◆ **Supplied material**:
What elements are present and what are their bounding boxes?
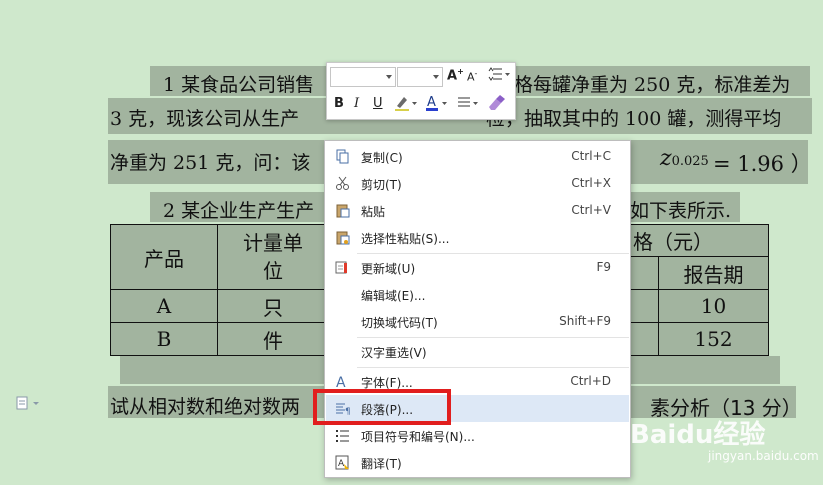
row-a-blank [628, 289, 659, 323]
grow-font-icon[interactable]: A+ [447, 67, 464, 83]
para1-line3-left: 净重为 251 克，问：该 [110, 152, 311, 174]
menu-item-label: 粘贴 [361, 205, 386, 219]
menu-item-label: 复制(C) [361, 151, 403, 165]
highlight-icon[interactable] [393, 94, 419, 116]
watermark-brand: Baidu经验 [630, 420, 766, 450]
menu-item-toggle-field-code[interactable]: 切换域代码(T) Shift+F9 [326, 308, 629, 335]
menu-item-reconvert[interactable]: 汉字重选(V) [326, 338, 629, 365]
eraser-icon[interactable] [485, 94, 507, 116]
row-a-report: 10 [658, 289, 769, 323]
chevron-down-icon [433, 75, 439, 79]
menu-item-paste-special[interactable]: 选择性粘贴(S)... [326, 224, 629, 251]
para1-line1-right: 格每罐净重为 250 克，标准差为 [514, 74, 791, 96]
row-a-unit: 只 [217, 289, 329, 323]
formula-value: = 1.96 ） [713, 152, 812, 176]
bullets-icon [336, 430, 349, 442]
menu-item-translate[interactable]: A 翻译(T) [326, 449, 629, 476]
menu-item-cut[interactable]: 剪切(T) Ctrl+X [326, 170, 629, 197]
font-icon: A [336, 375, 346, 389]
menu-item-label: 剪切(T) [361, 178, 402, 192]
row-a-product: A [110, 289, 218, 323]
page-marker-icon[interactable] [16, 395, 42, 414]
row-b-blank [628, 322, 659, 356]
formula-subscript: 0.025 [671, 154, 709, 169]
para1-line2-left: 3 克，现该公司从生产 [110, 108, 300, 130]
menu-item-shortcut: Ctrl+C [571, 149, 611, 163]
svg-text:A: A [338, 459, 345, 469]
shrink-font-icon[interactable]: A- [467, 69, 477, 84]
para1-line1: 1 某食品公司销售 [163, 74, 315, 96]
cut-icon [336, 176, 349, 190]
font-name-dropdown[interactable] [330, 67, 396, 87]
copy-icon [336, 149, 349, 164]
menu-item-label: 项目符号和编号(N)... [361, 430, 475, 444]
menu-item-paste[interactable]: 粘贴 Ctrl+V [326, 197, 629, 224]
menu-item-label: 更新域(U) [361, 262, 416, 276]
menu-item-label: 翻译(T) [361, 457, 402, 471]
svg-text:A: A [336, 375, 346, 389]
menu-item-edit-field[interactable]: 编辑域(E)... [326, 281, 629, 308]
menu-item-label: 切换域代码(T) [361, 316, 438, 330]
watermark: Baidu经验 jingyan.baidu.com [630, 414, 819, 463]
header-blank [628, 256, 659, 290]
italic-button[interactable]: I [354, 96, 359, 111]
chevron-down-icon [386, 75, 392, 79]
mini-toolbar[interactable]: A+ A- B I U A [326, 62, 516, 120]
menu-item-label: 选择性粘贴(S)... [361, 232, 450, 246]
menu-item-label: 编辑域(E)... [361, 289, 426, 303]
header-unit: 计量单位 [217, 224, 329, 290]
update-field-icon [335, 261, 347, 274]
menu-item-bullets-numbering[interactable]: 项目符号和编号(N)... [326, 422, 629, 449]
menu-item-copy[interactable]: 复制(C) Ctrl+C [326, 143, 629, 170]
font-color-icon[interactable]: A [424, 94, 450, 116]
line-spacing-icon[interactable] [487, 66, 511, 86]
para2-right: 如下表所示. [630, 200, 732, 222]
menu-item-update-field[interactable]: 更新域(U) F9 [326, 254, 629, 281]
para1-line2-right: 检，抽取其中的 100 罐，测得平均 [486, 108, 782, 130]
menu-item-shortcut: Ctrl+X [571, 176, 611, 190]
paste-icon [336, 204, 350, 218]
header-report: 报告期 [658, 256, 769, 290]
para2-left: 2 某企业生产生产 [163, 200, 315, 222]
context-menu[interactable]: 复制(C) Ctrl+C 剪切(T) Ctrl+X 粘贴 Ctrl+V 选择性粘… [324, 140, 631, 478]
watermark-url: jingyan.baidu.com [708, 449, 819, 463]
menu-item-shortcut: Shift+F9 [559, 314, 611, 328]
font-size-dropdown[interactable] [397, 67, 443, 87]
formula-z: z0.025 [660, 146, 709, 171]
menu-item-shortcut: Ctrl+V [571, 203, 611, 217]
paste-special-icon [336, 231, 350, 245]
header-unit-text: 计量单位 [243, 231, 303, 283]
row-b-unit: 件 [217, 322, 329, 356]
header-price: 格（元） [628, 224, 769, 257]
final-left: 试从相对数和绝对数两 [110, 396, 301, 418]
menu-item-shortcut: Ctrl+D [570, 374, 611, 388]
bold-button[interactable]: B [334, 96, 344, 111]
formula-variable: z [660, 146, 672, 171]
row-b-report: 152 [658, 322, 769, 356]
align-icon[interactable] [455, 94, 481, 116]
row-b-product: B [110, 322, 218, 356]
header-product: 产品 [110, 224, 218, 290]
highlight-annotation-box [313, 389, 451, 425]
menu-item-label: 汉字重选(V) [361, 346, 427, 360]
underline-button[interactable]: U [373, 96, 383, 111]
svg-text:A: A [427, 95, 436, 110]
menu-item-shortcut: F9 [596, 260, 611, 274]
translate-icon: A [335, 455, 349, 470]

◆ **Exercise goal**:
Please rewrite the part of the records that opens with the line containing "row-a-blank [628, 289, 659, 323]" and closes with the line containing "menu-item-translate[interactable]: A 翻译(T)", substituting "menu-entry-label" for "menu-item-label" and changing nothing else. Give only those lines.

◆ **Result of this task**:
row-a-blank [628, 289, 659, 323]
grow-font-icon[interactable]: A+ [447, 67, 464, 83]
para1-line3-left: 净重为 251 克，问：该 [110, 152, 311, 174]
menu-entry-label: 粘贴 [361, 205, 386, 219]
menu-entry-label: 复制(C) [361, 151, 403, 165]
highlight-icon[interactable] [393, 94, 419, 116]
watermark-brand: Baidu经验 [630, 420, 766, 450]
menu-item-toggle-field-code[interactable]: 切换域代码(T) Shift+F9 [326, 308, 629, 335]
menu-item-reconvert[interactable]: 汉字重选(V) [326, 338, 629, 365]
eraser-icon[interactable] [485, 94, 507, 116]
row-a-report: 10 [658, 289, 769, 323]
chevron-down-icon [433, 75, 439, 79]
menu-item-paste-special[interactable]: 选择性粘贴(S)... [326, 224, 629, 251]
para1-line1-right: 格每罐净重为 250 克，标准差为 [514, 74, 791, 96]
row-a-unit: 只 [217, 289, 329, 323]
formula-value: = 1.96 ） [713, 152, 812, 176]
bullets-icon [336, 430, 349, 442]
menu-item-translate[interactable]: A 翻译(T) [326, 449, 629, 476]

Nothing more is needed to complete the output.